*Task objective*: Report all lines of the records that contain "Effectiveness".

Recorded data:
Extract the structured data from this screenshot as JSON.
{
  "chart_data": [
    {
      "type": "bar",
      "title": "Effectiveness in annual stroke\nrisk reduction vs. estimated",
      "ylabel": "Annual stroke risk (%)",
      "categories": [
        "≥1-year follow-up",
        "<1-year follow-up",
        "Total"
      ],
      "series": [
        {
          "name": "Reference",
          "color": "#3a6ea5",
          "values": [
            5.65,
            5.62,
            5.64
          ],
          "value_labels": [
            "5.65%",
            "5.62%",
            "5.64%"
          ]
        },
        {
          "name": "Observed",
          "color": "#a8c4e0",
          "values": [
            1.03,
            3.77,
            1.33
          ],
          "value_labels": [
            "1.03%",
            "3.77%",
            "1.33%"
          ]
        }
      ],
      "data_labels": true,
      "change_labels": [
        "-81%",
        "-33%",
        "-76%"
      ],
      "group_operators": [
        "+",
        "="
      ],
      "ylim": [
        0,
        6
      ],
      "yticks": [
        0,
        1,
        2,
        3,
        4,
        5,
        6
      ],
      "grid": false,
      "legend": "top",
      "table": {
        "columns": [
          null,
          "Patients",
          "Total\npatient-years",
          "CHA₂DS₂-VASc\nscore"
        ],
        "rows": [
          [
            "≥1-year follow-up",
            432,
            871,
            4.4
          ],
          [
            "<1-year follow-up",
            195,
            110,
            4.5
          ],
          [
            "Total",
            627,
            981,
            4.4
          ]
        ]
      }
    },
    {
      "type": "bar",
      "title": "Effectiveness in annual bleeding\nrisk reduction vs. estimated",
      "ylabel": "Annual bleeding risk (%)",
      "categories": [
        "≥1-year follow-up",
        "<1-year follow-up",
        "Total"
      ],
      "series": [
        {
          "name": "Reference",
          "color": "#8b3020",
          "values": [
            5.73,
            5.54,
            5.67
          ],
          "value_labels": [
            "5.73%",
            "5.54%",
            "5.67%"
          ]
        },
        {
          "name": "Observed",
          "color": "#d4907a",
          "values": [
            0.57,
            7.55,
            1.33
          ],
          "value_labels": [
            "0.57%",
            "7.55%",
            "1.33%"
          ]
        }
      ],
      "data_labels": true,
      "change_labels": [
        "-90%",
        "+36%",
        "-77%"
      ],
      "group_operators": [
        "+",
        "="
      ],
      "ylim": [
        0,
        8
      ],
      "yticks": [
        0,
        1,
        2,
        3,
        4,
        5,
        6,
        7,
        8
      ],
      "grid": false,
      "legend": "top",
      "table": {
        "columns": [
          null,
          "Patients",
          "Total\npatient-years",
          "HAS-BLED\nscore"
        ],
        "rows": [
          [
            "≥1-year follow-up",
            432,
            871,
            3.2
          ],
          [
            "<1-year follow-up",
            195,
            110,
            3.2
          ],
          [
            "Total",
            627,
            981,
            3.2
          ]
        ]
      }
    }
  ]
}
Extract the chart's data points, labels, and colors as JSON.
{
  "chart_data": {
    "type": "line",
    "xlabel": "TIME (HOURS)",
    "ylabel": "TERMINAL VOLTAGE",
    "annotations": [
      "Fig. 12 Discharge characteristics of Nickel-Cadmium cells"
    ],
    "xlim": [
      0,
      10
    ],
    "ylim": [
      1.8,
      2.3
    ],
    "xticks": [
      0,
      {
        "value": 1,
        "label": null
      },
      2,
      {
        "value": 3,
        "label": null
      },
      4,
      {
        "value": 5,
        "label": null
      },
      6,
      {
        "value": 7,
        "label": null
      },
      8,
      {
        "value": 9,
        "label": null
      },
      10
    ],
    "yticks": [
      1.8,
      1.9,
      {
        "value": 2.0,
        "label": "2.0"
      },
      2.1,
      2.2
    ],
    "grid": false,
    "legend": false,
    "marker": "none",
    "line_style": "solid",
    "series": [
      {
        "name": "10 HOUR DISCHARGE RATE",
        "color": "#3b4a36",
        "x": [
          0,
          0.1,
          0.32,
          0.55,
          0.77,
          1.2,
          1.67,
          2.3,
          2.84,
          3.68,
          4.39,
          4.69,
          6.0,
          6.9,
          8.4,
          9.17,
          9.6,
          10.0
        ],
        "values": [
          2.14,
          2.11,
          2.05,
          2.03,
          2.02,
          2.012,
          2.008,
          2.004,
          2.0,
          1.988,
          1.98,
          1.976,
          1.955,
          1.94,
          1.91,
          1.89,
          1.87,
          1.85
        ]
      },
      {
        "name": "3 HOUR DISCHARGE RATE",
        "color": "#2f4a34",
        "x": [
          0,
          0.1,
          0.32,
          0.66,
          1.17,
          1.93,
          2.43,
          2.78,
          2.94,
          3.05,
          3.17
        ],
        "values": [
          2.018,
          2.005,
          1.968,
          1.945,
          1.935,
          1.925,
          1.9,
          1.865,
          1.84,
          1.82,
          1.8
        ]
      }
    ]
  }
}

*Answer to this problem*:
      "title": "Effectiveness in annual stroke\nrisk reduction vs. estimated",
      "title": "Effectiveness in annual bleeding\nrisk reduction vs. estimated",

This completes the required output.